> _DATA FOR THIS TASK_

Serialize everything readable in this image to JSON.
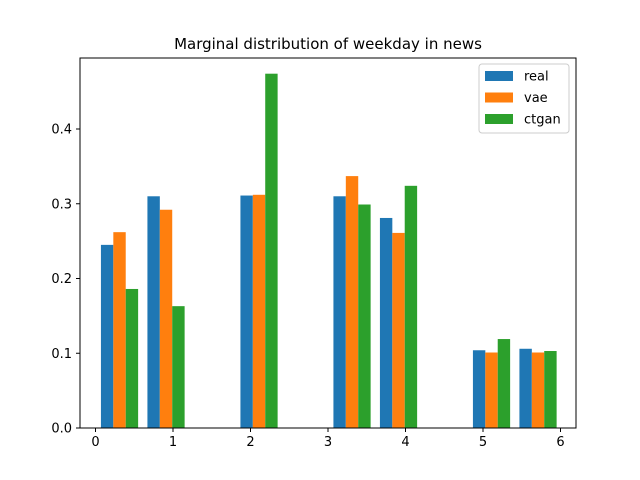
{
  "chart_data": {
    "type": "bar",
    "title": "Marginal distribution of weekday in news",
    "xlabel": "",
    "ylabel": "",
    "xlim": [
      -0.2,
      6.2
    ],
    "ylim": [
      0,
      0.495
    ],
    "x_ticks": [
      0,
      1,
      2,
      3,
      4,
      5,
      6
    ],
    "y_ticks": [
      0.0,
      0.1,
      0.2,
      0.3,
      0.4
    ],
    "legend_position": "top-right",
    "grid": false,
    "series": [
      {
        "name": "real",
        "color": "#1f77b4",
        "x_left": [
          0.07,
          0.67,
          1.87,
          3.07,
          3.67,
          4.87,
          5.47
        ],
        "values": [
          0.245,
          0.31,
          0.311,
          0.31,
          0.281,
          0.104,
          0.106
        ]
      },
      {
        "name": "vae",
        "color": "#ff7f0e",
        "x_left": [
          0.23,
          0.83,
          2.03,
          3.23,
          3.83,
          5.03,
          5.63
        ],
        "values": [
          0.262,
          0.292,
          0.312,
          0.337,
          0.261,
          0.101,
          0.101
        ]
      },
      {
        "name": "ctgan",
        "color": "#2ca02c",
        "x_left": [
          0.39,
          0.99,
          2.19,
          3.39,
          3.99,
          5.19,
          5.79
        ],
        "values": [
          0.186,
          0.163,
          0.474,
          0.299,
          0.324,
          0.119,
          0.103
        ]
      }
    ],
    "bar_width": 0.16
  }
}
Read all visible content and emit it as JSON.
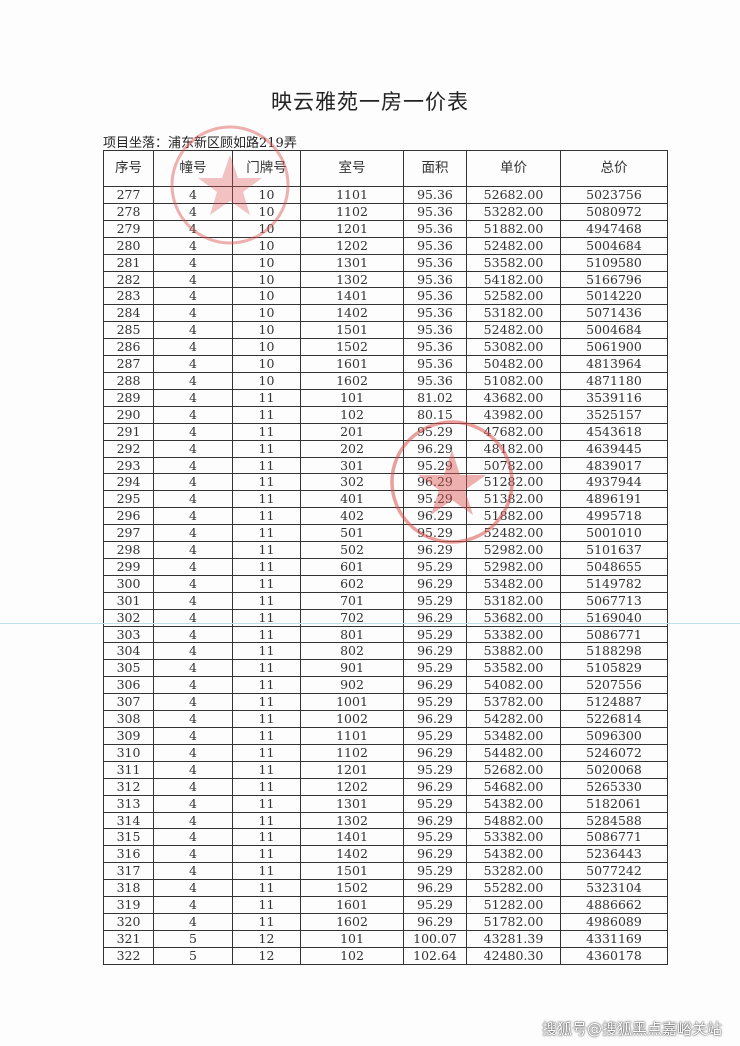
{
  "title": "映云雅苑一房一价表",
  "location": "项目坐落：浦东新区顾如路219弄",
  "columns": [
    "序号",
    "幢号",
    "门牌号",
    "室号",
    "面积",
    "单价",
    "总价"
  ],
  "rows": [
    [
      "277",
      "4",
      "10",
      "1101",
      "95.36",
      "52682.00",
      "5023756"
    ],
    [
      "278",
      "4",
      "10",
      "1102",
      "95.36",
      "53282.00",
      "5080972"
    ],
    [
      "279",
      "4",
      "10",
      "1201",
      "95.36",
      "51882.00",
      "4947468"
    ],
    [
      "280",
      "4",
      "10",
      "1202",
      "95.36",
      "52482.00",
      "5004684"
    ],
    [
      "281",
      "4",
      "10",
      "1301",
      "95.36",
      "53582.00",
      "5109580"
    ],
    [
      "282",
      "4",
      "10",
      "1302",
      "95.36",
      "54182.00",
      "5166796"
    ],
    [
      "283",
      "4",
      "10",
      "1401",
      "95.36",
      "52582.00",
      "5014220"
    ],
    [
      "284",
      "4",
      "10",
      "1402",
      "95.36",
      "53182.00",
      "5071436"
    ],
    [
      "285",
      "4",
      "10",
      "1501",
      "95.36",
      "52482.00",
      "5004684"
    ],
    [
      "286",
      "4",
      "10",
      "1502",
      "95.36",
      "53082.00",
      "5061900"
    ],
    [
      "287",
      "4",
      "10",
      "1601",
      "95.36",
      "50482.00",
      "4813964"
    ],
    [
      "288",
      "4",
      "10",
      "1602",
      "95.36",
      "51082.00",
      "4871180"
    ],
    [
      "289",
      "4",
      "11",
      "101",
      "81.02",
      "43682.00",
      "3539116"
    ],
    [
      "290",
      "4",
      "11",
      "102",
      "80.15",
      "43982.00",
      "3525157"
    ],
    [
      "291",
      "4",
      "11",
      "201",
      "95.29",
      "47682.00",
      "4543618"
    ],
    [
      "292",
      "4",
      "11",
      "202",
      "96.29",
      "48182.00",
      "4639445"
    ],
    [
      "293",
      "4",
      "11",
      "301",
      "95.29",
      "50782.00",
      "4839017"
    ],
    [
      "294",
      "4",
      "11",
      "302",
      "96.29",
      "51282.00",
      "4937944"
    ],
    [
      "295",
      "4",
      "11",
      "401",
      "95.29",
      "51382.00",
      "4896191"
    ],
    [
      "296",
      "4",
      "11",
      "402",
      "96.29",
      "51882.00",
      "4995718"
    ],
    [
      "297",
      "4",
      "11",
      "501",
      "95.29",
      "52482.00",
      "5001010"
    ],
    [
      "298",
      "4",
      "11",
      "502",
      "96.29",
      "52982.00",
      "5101637"
    ],
    [
      "299",
      "4",
      "11",
      "601",
      "95.29",
      "52982.00",
      "5048655"
    ],
    [
      "300",
      "4",
      "11",
      "602",
      "96.29",
      "53482.00",
      "5149782"
    ],
    [
      "301",
      "4",
      "11",
      "701",
      "95.29",
      "53182.00",
      "5067713"
    ],
    [
      "302",
      "4",
      "11",
      "702",
      "96.29",
      "53682.00",
      "5169040"
    ],
    [
      "303",
      "4",
      "11",
      "801",
      "95.29",
      "53382.00",
      "5086771"
    ],
    [
      "304",
      "4",
      "11",
      "802",
      "96.29",
      "53882.00",
      "5188298"
    ],
    [
      "305",
      "4",
      "11",
      "901",
      "95.29",
      "53582.00",
      "5105829"
    ],
    [
      "306",
      "4",
      "11",
      "902",
      "96.29",
      "54082.00",
      "5207556"
    ],
    [
      "307",
      "4",
      "11",
      "1001",
      "95.29",
      "53782.00",
      "5124887"
    ],
    [
      "308",
      "4",
      "11",
      "1002",
      "96.29",
      "54282.00",
      "5226814"
    ],
    [
      "309",
      "4",
      "11",
      "1101",
      "95.29",
      "53482.00",
      "5096300"
    ],
    [
      "310",
      "4",
      "11",
      "1102",
      "96.29",
      "54482.00",
      "5246072"
    ],
    [
      "311",
      "4",
      "11",
      "1201",
      "95.29",
      "52682.00",
      "5020068"
    ],
    [
      "312",
      "4",
      "11",
      "1202",
      "96.29",
      "54682.00",
      "5265330"
    ],
    [
      "313",
      "4",
      "11",
      "1301",
      "95.29",
      "54382.00",
      "5182061"
    ],
    [
      "314",
      "4",
      "11",
      "1302",
      "96.29",
      "54882.00",
      "5284588"
    ],
    [
      "315",
      "4",
      "11",
      "1401",
      "95.29",
      "53382.00",
      "5086771"
    ],
    [
      "316",
      "4",
      "11",
      "1402",
      "96.29",
      "54382.00",
      "5236443"
    ],
    [
      "317",
      "4",
      "11",
      "1501",
      "95.29",
      "53282.00",
      "5077242"
    ],
    [
      "318",
      "4",
      "11",
      "1502",
      "96.29",
      "55282.00",
      "5323104"
    ],
    [
      "319",
      "4",
      "11",
      "1601",
      "95.29",
      "51282.00",
      "4886662"
    ],
    [
      "320",
      "4",
      "11",
      "1602",
      "96.29",
      "51782.00",
      "4986089"
    ],
    [
      "321",
      "5",
      "12",
      "101",
      "100.07",
      "43281.39",
      "4331169"
    ],
    [
      "322",
      "5",
      "12",
      "102",
      "102.64",
      "42480.30",
      "4360178"
    ]
  ],
  "watermark": "搜狐号@搜狐黑点嘉峪关站",
  "colors": {
    "stamp": "#d9534f"
  }
}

> _GOAL_
Write the records above out again exactly, with no pictures in your copy.

> _ANSWER FOR THE TASK_
Serialize everything readable in this image to JSON.
{
  "chart_data": {
    "type": "bar",
    "title": "Marginal distribution of weekday in news",
    "xlabel": "",
    "ylabel": "",
    "xlim": [
      -0.2,
      6.2
    ],
    "ylim": [
      0,
      0.495
    ],
    "x_ticks": [
      0,
      1,
      2,
      3,
      4,
      5,
      6
    ],
    "y_ticks": [
      0.0,
      0.1,
      0.2,
      0.3,
      0.4
    ],
    "legend_position": "top-right",
    "grid": false,
    "series": [
      {
        "name": "real",
        "color": "#1f77b4",
        "x_left": [
          0.07,
          0.67,
          1.87,
          3.07,
          3.67,
          4.87,
          5.47
        ],
        "values": [
          0.245,
          0.31,
          0.311,
          0.31,
          0.281,
          0.104,
          0.106
        ]
      },
      {
        "name": "vae",
        "color": "#ff7f0e",
        "x_left": [
          0.23,
          0.83,
          2.03,
          3.23,
          3.83,
          5.03,
          5.63
        ],
        "values": [
          0.262,
          0.292,
          0.312,
          0.337,
          0.261,
          0.101,
          0.101
        ]
      },
      {
        "name": "ctgan",
        "color": "#2ca02c",
        "x_left": [
          0.39,
          0.99,
          2.19,
          3.39,
          3.99,
          5.19,
          5.79
        ],
        "values": [
          0.186,
          0.163,
          0.474,
          0.299,
          0.324,
          0.119,
          0.103
        ]
      }
    ],
    "bar_width": 0.16
  }
}
Read all visible content and emit it as JSON.
{
  "title": "映云雅苑一房一价表",
  "location": "项目坐落：浦东新区顾如路219弄",
  "columns": [
    "序号",
    "幢号",
    "门牌号",
    "室号",
    "面积",
    "单价",
    "总价"
  ],
  "rows": [
    [
      "277",
      "4",
      "10",
      "1101",
      "95.36",
      "52682.00",
      "5023756"
    ],
    [
      "278",
      "4",
      "10",
      "1102",
      "95.36",
      "53282.00",
      "5080972"
    ],
    [
      "279",
      "4",
      "10",
      "1201",
      "95.36",
      "51882.00",
      "4947468"
    ],
    [
      "280",
      "4",
      "10",
      "1202",
      "95.36",
      "52482.00",
      "5004684"
    ],
    [
      "281",
      "4",
      "10",
      "1301",
      "95.36",
      "53582.00",
      "5109580"
    ],
    [
      "282",
      "4",
      "10",
      "1302",
      "95.36",
      "54182.00",
      "5166796"
    ],
    [
      "283",
      "4",
      "10",
      "1401",
      "95.36",
      "52582.00",
      "5014220"
    ],
    [
      "284",
      "4",
      "10",
      "1402",
      "95.36",
      "53182.00",
      "5071436"
    ],
    [
      "285",
      "4",
      "10",
      "1501",
      "95.36",
      "52482.00",
      "5004684"
    ],
    [
      "286",
      "4",
      "10",
      "1502",
      "95.36",
      "53082.00",
      "5061900"
    ],
    [
      "287",
      "4",
      "10",
      "1601",
      "95.36",
      "50482.00",
      "4813964"
    ],
    [
      "288",
      "4",
      "10",
      "1602",
      "95.36",
      "51082.00",
      "4871180"
    ],
    [
      "289",
      "4",
      "11",
      "101",
      "81.02",
      "43682.00",
      "3539116"
    ],
    [
      "290",
      "4",
      "11",
      "102",
      "80.15",
      "43982.00",
      "3525157"
    ],
    [
      "291",
      "4",
      "11",
      "201",
      "95.29",
      "47682.00",
      "4543618"
    ],
    [
      "292",
      "4",
      "11",
      "202",
      "96.29",
      "48182.00",
      "4639445"
    ],
    [
      "293",
      "4",
      "11",
      "301",
      "95.29",
      "50782.00",
      "4839017"
    ],
    [
      "294",
      "4",
      "11",
      "302",
      "96.29",
      "51282.00",
      "4937944"
    ],
    [
      "295",
      "4",
      "11",
      "401",
      "95.29",
      "51382.00",
      "4896191"
    ],
    [
      "296",
      "4",
      "11",
      "402",
      "96.29",
      "51882.00",
      "4995718"
    ],
    [
      "297",
      "4",
      "11",
      "501",
      "95.29",
      "52482.00",
      "5001010"
    ],
    [
      "298",
      "4",
      "11",
      "502",
      "96.29",
      "52982.00",
      "5101637"
    ],
    [
      "299",
      "4",
      "11",
      "601",
      "95.29",
      "52982.00",
      "5048655"
    ],
    [
      "300",
      "4",
      "11",
      "602",
      "96.29",
      "53482.00",
      "5149782"
    ],
    [
      "301",
      "4",
      "11",
      "701",
      "95.29",
      "53182.00",
      "5067713"
    ],
    [
      "302",
      "4",
      "11",
      "702",
      "96.29",
      "53682.00",
      "5169040"
    ],
    [
      "303",
      "4",
      "11",
      "801",
      "95.29",
      "53382.00",
      "5086771"
    ],
    [
      "304",
      "4",
      "11",
      "802",
      "96.29",
      "53882.00",
      "5188298"
    ],
    [
      "305",
      "4",
      "11",
      "901",
      "95.29",
      "53582.00",
      "5105829"
    ],
    [
      "306",
      "4",
      "11",
      "902",
      "96.29",
      "54082.00",
      "5207556"
    ],
    [
      "307",
      "4",
      "11",
      "1001",
      "95.29",
      "53782.00",
      "5124887"
    ],
    [
      "308",
      "4",
      "11",
      "1002",
      "96.29",
      "54282.00",
      "5226814"
    ],
    [
      "309",
      "4",
      "11",
      "1101",
      "95.29",
      "53482.00",
      "5096300"
    ],
    [
      "310",
      "4",
      "11",
      "1102",
      "96.29",
      "54482.00",
      "5246072"
    ],
    [
      "311",
      "4",
      "11",
      "1201",
      "95.29",
      "52682.00",
      "5020068"
    ],
    [
      "312",
      "4",
      "11",
      "1202",
      "96.29",
      "54682.00",
      "5265330"
    ],
    [
      "313",
      "4",
      "11",
      "1301",
      "95.29",
      "54382.00",
      "5182061"
    ],
    [
      "314",
      "4",
      "11",
      "1302",
      "96.29",
      "54882.00",
      "5284588"
    ],
    [
      "315",
      "4",
      "11",
      "1401",
      "95.29",
      "53382.00",
      "5086771"
    ],
    [
      "316",
      "4",
      "11",
      "1402",
      "96.29",
      "54382.00",
      "5236443"
    ],
    [
      "317",
      "4",
      "11",
      "1501",
      "95.29",
      "53282.00",
      "5077242"
    ],
    [
      "318",
      "4",
      "11",
      "1502",
      "96.29",
      "55282.00",
      "5323104"
    ],
    [
      "319",
      "4",
      "11",
      "1601",
      "95.29",
      "51282.00",
      "4886662"
    ],
    [
      "320",
      "4",
      "11",
      "1602",
      "96.29",
      "51782.00",
      "4986089"
    ],
    [
      "321",
      "5",
      "12",
      "101",
      "100.07",
      "43281.39",
      "4331169"
    ],
    [
      "322",
      "5",
      "12",
      "102",
      "102.64",
      "42480.30",
      "4360178"
    ]
  ],
  "watermark": "搜狐号@搜狐黑点嘉峪关站",
  "colors": {
    "stamp": "#d9534f"
  }
}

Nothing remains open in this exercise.